→ **Job**
Word for word, retype every entry in the listing.

→ **Extracted entries**
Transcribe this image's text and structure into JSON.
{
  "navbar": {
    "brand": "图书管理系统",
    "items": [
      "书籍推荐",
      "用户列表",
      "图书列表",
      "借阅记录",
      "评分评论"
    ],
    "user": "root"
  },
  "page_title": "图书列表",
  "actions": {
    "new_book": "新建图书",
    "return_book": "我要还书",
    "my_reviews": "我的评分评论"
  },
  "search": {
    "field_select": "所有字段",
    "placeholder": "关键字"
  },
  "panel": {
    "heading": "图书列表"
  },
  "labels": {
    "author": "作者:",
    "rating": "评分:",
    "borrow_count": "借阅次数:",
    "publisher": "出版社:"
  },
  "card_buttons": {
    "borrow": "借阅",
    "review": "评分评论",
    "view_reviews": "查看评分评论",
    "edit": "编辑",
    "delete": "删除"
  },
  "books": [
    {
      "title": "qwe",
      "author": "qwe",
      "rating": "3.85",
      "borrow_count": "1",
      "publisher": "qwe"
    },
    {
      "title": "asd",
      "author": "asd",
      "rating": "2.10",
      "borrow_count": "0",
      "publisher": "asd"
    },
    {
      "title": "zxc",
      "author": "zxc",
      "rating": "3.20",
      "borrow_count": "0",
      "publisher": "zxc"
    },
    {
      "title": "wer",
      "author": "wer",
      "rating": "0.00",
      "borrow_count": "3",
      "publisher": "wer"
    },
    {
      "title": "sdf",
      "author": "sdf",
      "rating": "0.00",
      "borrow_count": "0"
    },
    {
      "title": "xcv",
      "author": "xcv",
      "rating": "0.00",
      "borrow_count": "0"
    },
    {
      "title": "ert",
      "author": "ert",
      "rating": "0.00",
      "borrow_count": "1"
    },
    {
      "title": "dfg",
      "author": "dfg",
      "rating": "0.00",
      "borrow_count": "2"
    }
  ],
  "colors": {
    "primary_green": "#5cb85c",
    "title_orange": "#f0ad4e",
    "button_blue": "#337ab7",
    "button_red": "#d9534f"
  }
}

→ **Reply to the exercise**
Transcribe this image's text and structure into JSON.
{
  "navbar": {
    "brand": "图书管理系统",
    "items": [
      "书籍推荐",
      "用户列表",
      "图书列表",
      "借阅记录",
      "评分评论"
    ],
    "user": "root"
  },
  "page_title": "图书列表",
  "actions": {
    "new_book": "新建图书",
    "return_book": "我要还书",
    "my_reviews": "我的评分评论"
  },
  "search": {
    "field_select": "所有字段",
    "placeholder": "关键字"
  },
  "panel": {
    "heading": "图书列表"
  },
  "labels": {
    "author": "作者:",
    "rating": "评分:",
    "borrow_count": "借阅次数:",
    "publisher": "出版社:"
  },
  "card_buttons": {
    "borrow": "借阅",
    "review": "评分评论",
    "view_reviews": "查看评分评论",
    "edit": "编辑",
    "delete": "删除"
  },
  "books": [
    {
      "title": "qwe",
      "author": "qwe",
      "rating": "3.85",
      "borrow_count": "1",
      "publisher": "qwe"
    },
    {
      "title": "asd",
      "author": "asd",
      "rating": "2.10",
      "borrow_count": "0",
      "publisher": "asd"
    },
    {
      "title": "zxc",
      "author": "zxc",
      "rating": "3.20",
      "borrow_count": "0",
      "publisher": "zxc"
    },
    {
      "title": "wer",
      "author": "wer",
      "rating": "0.00",
      "borrow_count": "3",
      "publisher": "wer"
    },
    {
      "title": "sdf",
      "author": "sdf",
      "rating": "0.00",
      "borrow_count": "0"
    },
    {
      "title": "xcv",
      "author": "xcv",
      "rating": "0.00",
      "borrow_count": "0"
    },
    {
      "title": "ert",
      "author": "ert",
      "rating": "0.00",
      "borrow_count": "1"
    },
    {
      "title": "dfg",
      "author": "dfg",
      "rating": "0.00",
      "borrow_count": "2"
    }
  ],
  "colors": {
    "primary_green": "#5cb85c",
    "title_orange": "#f0ad4e",
    "button_blue": "#337ab7",
    "button_red": "#d9534f"
  }
}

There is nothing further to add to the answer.